### Given problem
Go through the data and copy every line exactly, but not the images.

Records that describe figures:
________

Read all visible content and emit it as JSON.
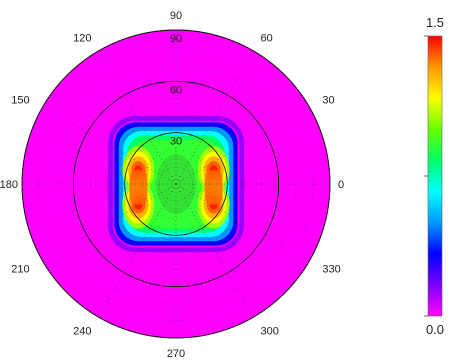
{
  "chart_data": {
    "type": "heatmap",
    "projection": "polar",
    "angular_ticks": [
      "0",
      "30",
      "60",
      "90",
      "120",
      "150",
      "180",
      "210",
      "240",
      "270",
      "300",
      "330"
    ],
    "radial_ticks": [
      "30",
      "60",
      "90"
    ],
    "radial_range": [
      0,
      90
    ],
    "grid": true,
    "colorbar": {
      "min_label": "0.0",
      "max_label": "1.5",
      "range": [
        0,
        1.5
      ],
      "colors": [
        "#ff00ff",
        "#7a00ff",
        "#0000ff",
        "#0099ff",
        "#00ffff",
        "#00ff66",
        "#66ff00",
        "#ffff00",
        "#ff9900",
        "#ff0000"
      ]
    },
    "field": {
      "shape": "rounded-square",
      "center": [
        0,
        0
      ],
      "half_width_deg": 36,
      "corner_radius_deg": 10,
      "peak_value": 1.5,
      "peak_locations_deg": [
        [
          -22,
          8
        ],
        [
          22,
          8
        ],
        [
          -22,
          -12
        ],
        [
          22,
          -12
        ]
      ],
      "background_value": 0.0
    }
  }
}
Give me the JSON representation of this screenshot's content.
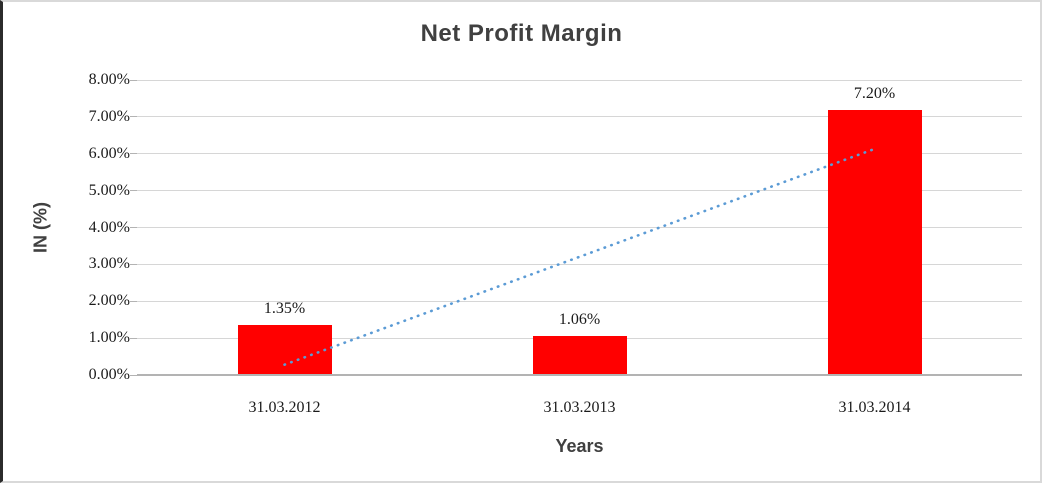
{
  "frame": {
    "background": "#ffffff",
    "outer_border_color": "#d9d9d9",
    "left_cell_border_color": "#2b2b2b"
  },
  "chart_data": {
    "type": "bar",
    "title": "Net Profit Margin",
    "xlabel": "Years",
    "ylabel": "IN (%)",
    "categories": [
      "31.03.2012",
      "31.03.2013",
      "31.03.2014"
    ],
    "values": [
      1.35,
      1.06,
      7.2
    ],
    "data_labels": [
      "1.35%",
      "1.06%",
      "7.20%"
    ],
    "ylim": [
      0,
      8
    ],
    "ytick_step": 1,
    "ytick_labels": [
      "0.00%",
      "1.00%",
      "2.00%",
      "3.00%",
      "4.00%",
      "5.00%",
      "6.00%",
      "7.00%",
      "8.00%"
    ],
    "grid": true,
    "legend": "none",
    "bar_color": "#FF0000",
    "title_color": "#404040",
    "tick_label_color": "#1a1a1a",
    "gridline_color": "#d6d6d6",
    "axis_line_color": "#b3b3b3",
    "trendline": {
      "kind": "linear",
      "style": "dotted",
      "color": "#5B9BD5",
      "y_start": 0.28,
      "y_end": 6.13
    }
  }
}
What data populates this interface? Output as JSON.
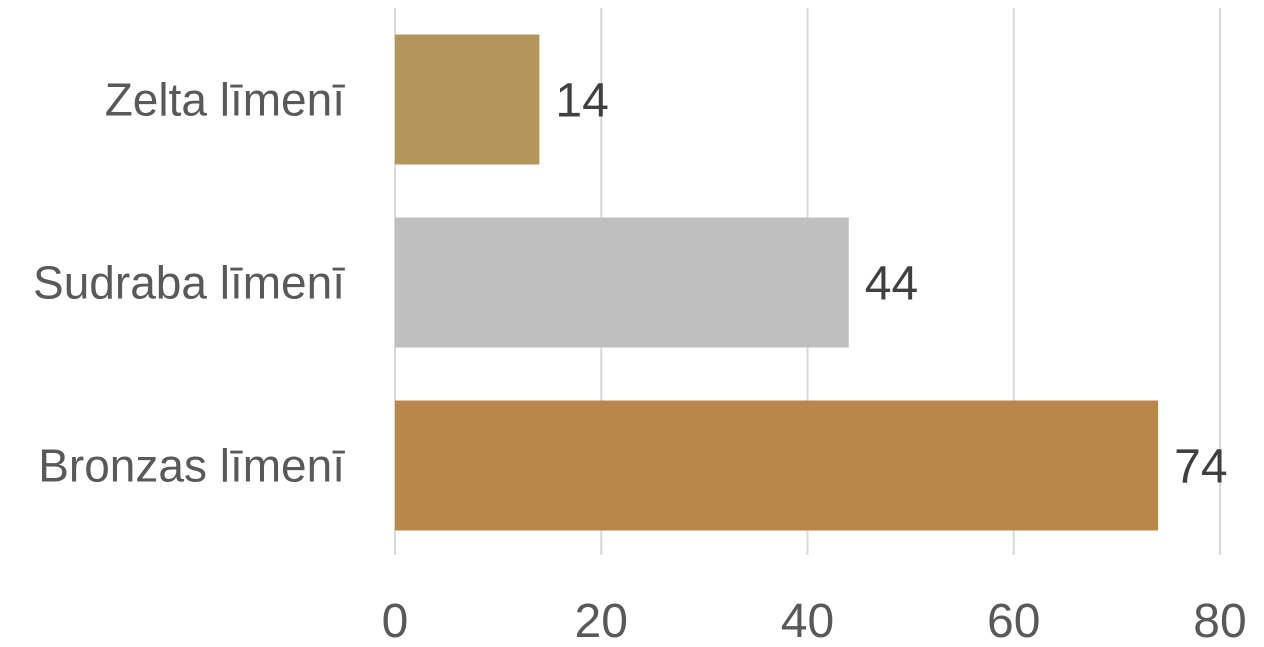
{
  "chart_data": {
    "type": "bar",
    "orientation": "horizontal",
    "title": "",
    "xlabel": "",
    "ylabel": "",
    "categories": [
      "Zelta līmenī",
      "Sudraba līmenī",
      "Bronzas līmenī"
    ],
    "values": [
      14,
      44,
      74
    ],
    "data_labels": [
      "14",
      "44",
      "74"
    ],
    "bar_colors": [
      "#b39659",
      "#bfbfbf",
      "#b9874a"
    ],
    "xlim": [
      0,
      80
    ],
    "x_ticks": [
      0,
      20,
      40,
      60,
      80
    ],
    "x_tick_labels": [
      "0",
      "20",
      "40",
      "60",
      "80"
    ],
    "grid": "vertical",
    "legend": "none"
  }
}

________

### Solution for this problem
Read all visible content and emit it as JSON.
{
  "chart_data": {
    "type": "heatmap",
    "projection": "polar",
    "angular_ticks": [
      "0",
      "30",
      "60",
      "90",
      "120",
      "150",
      "180",
      "210",
      "240",
      "270",
      "300",
      "330"
    ],
    "radial_ticks": [
      "30",
      "60",
      "90"
    ],
    "radial_range": [
      0,
      90
    ],
    "grid": true,
    "colorbar": {
      "min_label": "0.0",
      "max_label": "1.5",
      "range": [
        0,
        1.5
      ],
      "colors": [
        "#ff00ff",
        "#7a00ff",
        "#0000ff",
        "#0099ff",
        "#00ffff",
        "#00ff66",
        "#66ff00",
        "#ffff00",
        "#ff9900",
        "#ff0000"
      ]
    },
    "field": {
      "shape": "rounded-square",
      "center": [
        0,
        0
      ],
      "half_width_deg": 36,
      "corner_radius_deg": 10,
      "peak_value": 1.5,
      "peak_locations_deg": [
        [
          -22,
          8
        ],
        [
          22,
          8
        ],
        [
          -22,
          -12
        ],
        [
          22,
          -12
        ]
      ],
      "background_value": 0.0
    }
  }
}
Give me the JSON representation of this screenshot's content.
{
  "frame": {
    "background": "#ffffff",
    "outer_border_color": "#d9d9d9",
    "left_cell_border_color": "#2b2b2b"
  },
  "chart_data": {
    "type": "bar",
    "title": "Net Profit Margin",
    "xlabel": "Years",
    "ylabel": "IN (%)",
    "categories": [
      "31.03.2012",
      "31.03.2013",
      "31.03.2014"
    ],
    "values": [
      1.35,
      1.06,
      7.2
    ],
    "data_labels": [
      "1.35%",
      "1.06%",
      "7.20%"
    ],
    "ylim": [
      0,
      8
    ],
    "ytick_step": 1,
    "ytick_labels": [
      "0.00%",
      "1.00%",
      "2.00%",
      "3.00%",
      "4.00%",
      "5.00%",
      "6.00%",
      "7.00%",
      "8.00%"
    ],
    "grid": true,
    "legend": "none",
    "bar_color": "#FF0000",
    "title_color": "#404040",
    "tick_label_color": "#1a1a1a",
    "gridline_color": "#d6d6d6",
    "axis_line_color": "#b3b3b3",
    "trendline": {
      "kind": "linear",
      "style": "dotted",
      "color": "#5B9BD5",
      "y_start": 0.28,
      "y_end": 6.13
    }
  }
}
What data populates this interface? Output as JSON.
{
  "chart_data": {
    "type": "bar",
    "orientation": "horizontal",
    "title": "",
    "xlabel": "",
    "ylabel": "",
    "categories": [
      "Zelta līmenī",
      "Sudraba līmenī",
      "Bronzas līmenī"
    ],
    "values": [
      14,
      44,
      74
    ],
    "data_labels": [
      "14",
      "44",
      "74"
    ],
    "bar_colors": [
      "#b39659",
      "#bfbfbf",
      "#b9874a"
    ],
    "xlim": [
      0,
      80
    ],
    "x_ticks": [
      0,
      20,
      40,
      60,
      80
    ],
    "x_tick_labels": [
      "0",
      "20",
      "40",
      "60",
      "80"
    ],
    "grid": "vertical",
    "legend": "none"
  }
}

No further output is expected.